● **Given entries**:
++++++++++

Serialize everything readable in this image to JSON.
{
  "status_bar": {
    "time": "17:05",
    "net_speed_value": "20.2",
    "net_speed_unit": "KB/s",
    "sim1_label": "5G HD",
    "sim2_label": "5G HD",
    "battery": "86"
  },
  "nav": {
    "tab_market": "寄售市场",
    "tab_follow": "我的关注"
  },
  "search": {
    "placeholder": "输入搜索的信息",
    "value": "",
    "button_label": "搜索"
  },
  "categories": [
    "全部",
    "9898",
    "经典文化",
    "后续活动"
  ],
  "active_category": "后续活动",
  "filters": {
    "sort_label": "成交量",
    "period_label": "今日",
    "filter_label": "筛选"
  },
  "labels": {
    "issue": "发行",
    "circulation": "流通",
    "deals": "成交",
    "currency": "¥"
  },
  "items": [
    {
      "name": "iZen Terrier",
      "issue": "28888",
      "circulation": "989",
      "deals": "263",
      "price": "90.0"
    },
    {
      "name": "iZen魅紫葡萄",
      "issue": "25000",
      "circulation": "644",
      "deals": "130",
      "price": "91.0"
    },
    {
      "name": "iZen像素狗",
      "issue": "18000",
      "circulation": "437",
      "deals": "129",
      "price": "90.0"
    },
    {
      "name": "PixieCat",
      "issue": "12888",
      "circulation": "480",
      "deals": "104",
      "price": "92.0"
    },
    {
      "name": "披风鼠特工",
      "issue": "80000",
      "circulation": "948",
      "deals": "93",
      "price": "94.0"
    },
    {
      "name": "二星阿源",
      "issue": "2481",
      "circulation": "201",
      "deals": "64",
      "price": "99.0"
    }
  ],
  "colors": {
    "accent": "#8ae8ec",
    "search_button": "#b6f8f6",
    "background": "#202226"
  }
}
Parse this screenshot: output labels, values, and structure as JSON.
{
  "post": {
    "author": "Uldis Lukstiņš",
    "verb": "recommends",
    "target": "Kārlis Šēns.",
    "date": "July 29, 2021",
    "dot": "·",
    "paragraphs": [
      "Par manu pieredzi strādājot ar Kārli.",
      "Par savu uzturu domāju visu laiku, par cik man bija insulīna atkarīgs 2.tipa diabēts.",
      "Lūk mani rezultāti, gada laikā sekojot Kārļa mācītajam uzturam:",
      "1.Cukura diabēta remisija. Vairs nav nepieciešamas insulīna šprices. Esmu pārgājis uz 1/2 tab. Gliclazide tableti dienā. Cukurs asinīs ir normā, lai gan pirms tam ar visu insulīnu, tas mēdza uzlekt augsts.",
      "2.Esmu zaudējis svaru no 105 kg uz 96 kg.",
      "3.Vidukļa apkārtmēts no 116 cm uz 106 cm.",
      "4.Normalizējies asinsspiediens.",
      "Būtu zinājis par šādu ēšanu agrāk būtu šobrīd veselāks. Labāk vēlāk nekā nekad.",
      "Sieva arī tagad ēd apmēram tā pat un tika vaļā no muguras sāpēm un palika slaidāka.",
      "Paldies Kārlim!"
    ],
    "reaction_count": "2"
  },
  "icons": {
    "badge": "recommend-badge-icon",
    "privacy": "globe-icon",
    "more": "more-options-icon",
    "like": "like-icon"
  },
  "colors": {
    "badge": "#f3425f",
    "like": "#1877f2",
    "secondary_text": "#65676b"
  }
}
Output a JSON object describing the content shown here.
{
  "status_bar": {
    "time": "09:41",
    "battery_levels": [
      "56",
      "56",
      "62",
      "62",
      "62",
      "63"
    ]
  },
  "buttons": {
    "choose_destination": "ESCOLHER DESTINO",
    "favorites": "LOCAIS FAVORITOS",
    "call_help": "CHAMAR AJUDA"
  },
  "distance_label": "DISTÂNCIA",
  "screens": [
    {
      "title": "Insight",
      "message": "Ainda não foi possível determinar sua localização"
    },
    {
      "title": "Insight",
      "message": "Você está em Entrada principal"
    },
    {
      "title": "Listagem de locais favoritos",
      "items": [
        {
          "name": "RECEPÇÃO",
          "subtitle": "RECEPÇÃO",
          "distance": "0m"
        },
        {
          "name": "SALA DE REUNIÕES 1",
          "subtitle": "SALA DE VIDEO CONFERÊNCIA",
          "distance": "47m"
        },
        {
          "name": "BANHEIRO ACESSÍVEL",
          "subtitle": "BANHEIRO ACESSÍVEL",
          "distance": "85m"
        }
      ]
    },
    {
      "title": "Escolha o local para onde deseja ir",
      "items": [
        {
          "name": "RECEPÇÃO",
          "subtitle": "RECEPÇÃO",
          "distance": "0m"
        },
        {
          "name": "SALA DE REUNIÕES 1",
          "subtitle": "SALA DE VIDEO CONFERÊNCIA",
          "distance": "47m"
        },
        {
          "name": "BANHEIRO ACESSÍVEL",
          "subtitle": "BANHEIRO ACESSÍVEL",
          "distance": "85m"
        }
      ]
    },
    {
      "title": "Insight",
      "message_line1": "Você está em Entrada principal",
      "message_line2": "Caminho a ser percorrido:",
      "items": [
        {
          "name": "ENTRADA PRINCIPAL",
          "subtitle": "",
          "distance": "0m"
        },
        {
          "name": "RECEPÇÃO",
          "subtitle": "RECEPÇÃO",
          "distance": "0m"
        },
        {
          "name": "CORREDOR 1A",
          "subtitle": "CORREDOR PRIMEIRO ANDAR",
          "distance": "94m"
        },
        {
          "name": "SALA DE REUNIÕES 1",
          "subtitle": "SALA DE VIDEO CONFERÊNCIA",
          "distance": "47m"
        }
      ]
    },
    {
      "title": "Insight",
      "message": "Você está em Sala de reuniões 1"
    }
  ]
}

++++++++++

● **Written problem**: Search the data for "está" and list every line in which it occurs.

● **Solved problem**:
      "message": "Você está em Entrada principal"
      "message_line1": "Você está em Entrada principal",
      "message": "Você está em Sala de reuniões 1"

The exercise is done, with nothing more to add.